■ **Records for the exercise**
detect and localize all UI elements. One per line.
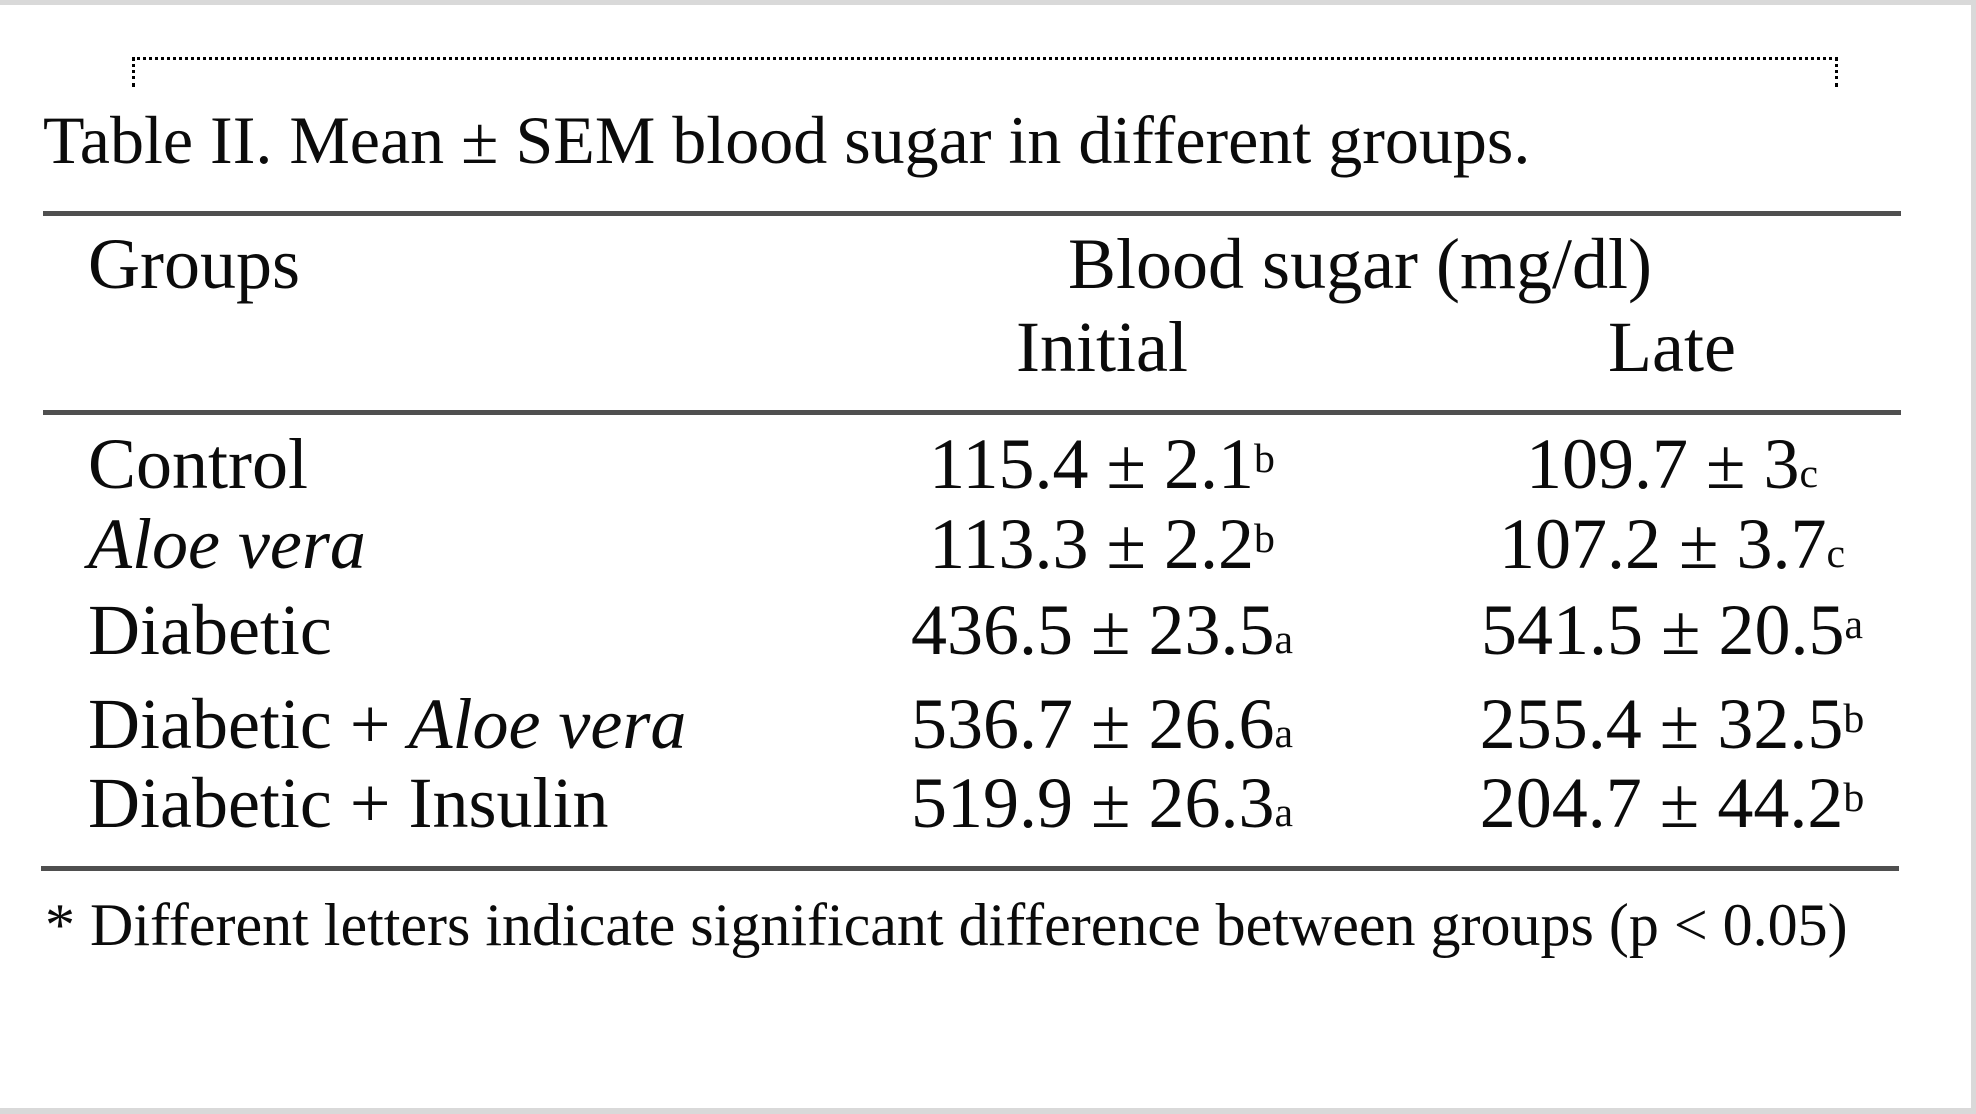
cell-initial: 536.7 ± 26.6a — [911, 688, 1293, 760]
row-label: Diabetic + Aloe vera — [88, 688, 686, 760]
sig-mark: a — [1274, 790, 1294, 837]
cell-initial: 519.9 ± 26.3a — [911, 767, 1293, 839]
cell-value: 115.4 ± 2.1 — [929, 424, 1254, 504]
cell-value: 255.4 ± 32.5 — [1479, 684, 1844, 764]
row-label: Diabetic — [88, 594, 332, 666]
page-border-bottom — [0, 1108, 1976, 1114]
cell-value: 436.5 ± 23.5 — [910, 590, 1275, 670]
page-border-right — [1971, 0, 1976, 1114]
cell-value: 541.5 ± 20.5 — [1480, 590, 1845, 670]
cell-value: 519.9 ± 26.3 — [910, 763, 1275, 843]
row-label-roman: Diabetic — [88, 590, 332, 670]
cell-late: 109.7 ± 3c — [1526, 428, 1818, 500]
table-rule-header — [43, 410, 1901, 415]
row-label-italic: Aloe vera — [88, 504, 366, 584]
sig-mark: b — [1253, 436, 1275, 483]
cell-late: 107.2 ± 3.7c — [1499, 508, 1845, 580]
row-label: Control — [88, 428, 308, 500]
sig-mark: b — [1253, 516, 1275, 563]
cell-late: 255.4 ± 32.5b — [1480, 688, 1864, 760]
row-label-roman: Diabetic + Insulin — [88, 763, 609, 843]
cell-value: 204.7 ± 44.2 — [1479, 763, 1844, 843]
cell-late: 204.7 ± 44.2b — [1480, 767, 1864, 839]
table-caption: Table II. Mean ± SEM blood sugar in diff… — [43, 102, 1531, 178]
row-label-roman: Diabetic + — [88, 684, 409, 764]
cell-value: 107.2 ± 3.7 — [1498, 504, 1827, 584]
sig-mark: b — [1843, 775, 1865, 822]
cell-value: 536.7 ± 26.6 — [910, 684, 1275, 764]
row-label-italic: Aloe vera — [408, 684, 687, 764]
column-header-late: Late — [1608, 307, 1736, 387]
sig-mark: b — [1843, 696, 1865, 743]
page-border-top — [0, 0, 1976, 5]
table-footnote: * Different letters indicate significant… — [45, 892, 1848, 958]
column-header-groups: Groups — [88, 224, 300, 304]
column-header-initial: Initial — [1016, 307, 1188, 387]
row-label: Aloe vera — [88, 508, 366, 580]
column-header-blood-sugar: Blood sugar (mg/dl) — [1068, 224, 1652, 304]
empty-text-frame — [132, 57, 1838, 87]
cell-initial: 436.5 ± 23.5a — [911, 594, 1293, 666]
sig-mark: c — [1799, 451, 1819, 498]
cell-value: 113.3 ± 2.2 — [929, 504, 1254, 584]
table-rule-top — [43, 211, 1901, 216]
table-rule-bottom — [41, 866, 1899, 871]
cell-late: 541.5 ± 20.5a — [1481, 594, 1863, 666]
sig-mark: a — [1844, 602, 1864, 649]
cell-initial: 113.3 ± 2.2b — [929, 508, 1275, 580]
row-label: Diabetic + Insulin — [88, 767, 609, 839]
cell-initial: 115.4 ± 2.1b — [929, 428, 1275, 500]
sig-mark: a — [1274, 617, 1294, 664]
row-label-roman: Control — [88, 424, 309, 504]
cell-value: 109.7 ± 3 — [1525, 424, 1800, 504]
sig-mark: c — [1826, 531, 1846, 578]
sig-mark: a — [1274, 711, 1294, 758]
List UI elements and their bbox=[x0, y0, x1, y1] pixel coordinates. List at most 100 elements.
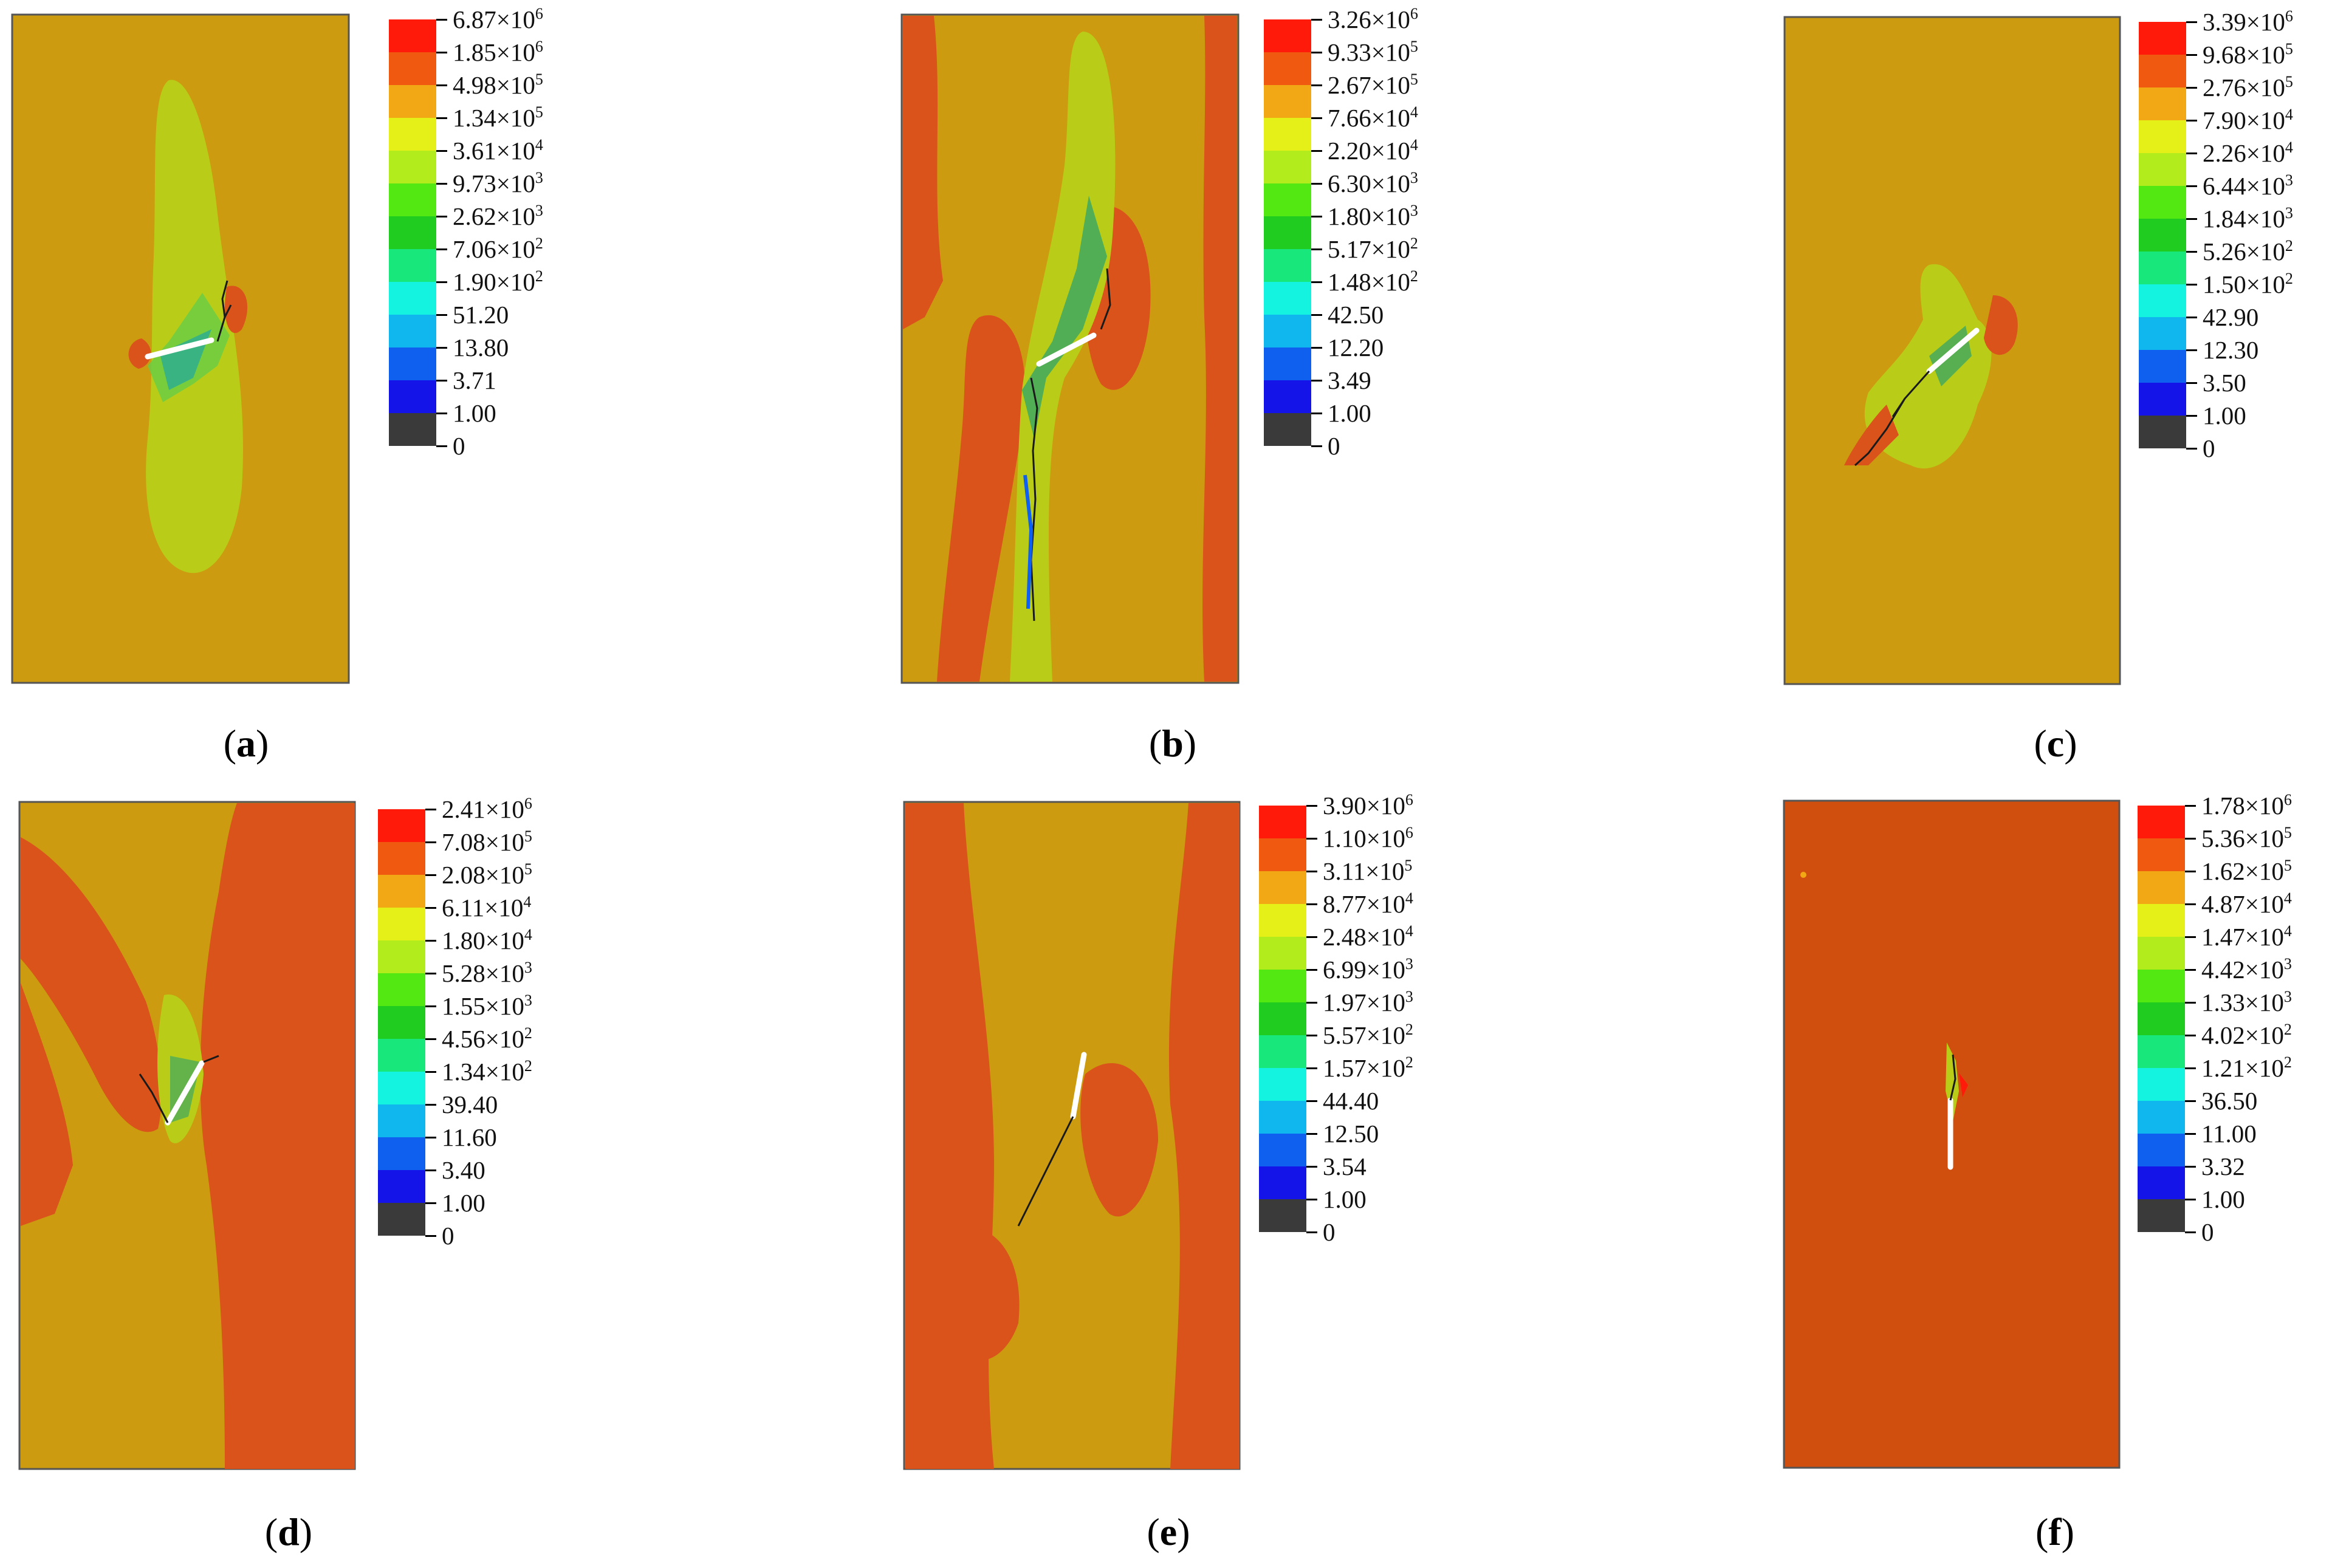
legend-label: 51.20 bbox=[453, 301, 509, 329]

■ **The problem**
Copy the lines of the material again word for word, starting with the line that contains "cell-initial: 536.7 ±" and going on through the line that contains "cell-late: 109.7 ±", with both of those lines included.

■ **Answer to this exercise**
cell-initial: 536.7 ± 26.6a — [911, 688, 1293, 760]
row-label: Diabetic + Aloe vera — [88, 688, 686, 760]
sig-mark: a — [1274, 790, 1294, 837]
cell-initial: 519.9 ± 26.3a — [911, 767, 1293, 839]
cell-value: 115.4 ± 2.1 — [929, 424, 1254, 504]
cell-value: 255.4 ± 32.5 — [1479, 684, 1844, 764]
row-label: Diabetic — [88, 594, 332, 666]
page-border-bottom — [0, 1108, 1976, 1114]
cell-value: 436.5 ± 23.5 — [910, 590, 1275, 670]
page-border-right — [1971, 0, 1976, 1114]
cell-value: 541.5 ± 20.5 — [1480, 590, 1845, 670]
cell-value: 519.9 ± 26.3 — [910, 763, 1275, 843]
row-label-roman: Diabetic — [88, 590, 332, 670]
cell-late: 109.7 ± 3c — [1526, 428, 1818, 500]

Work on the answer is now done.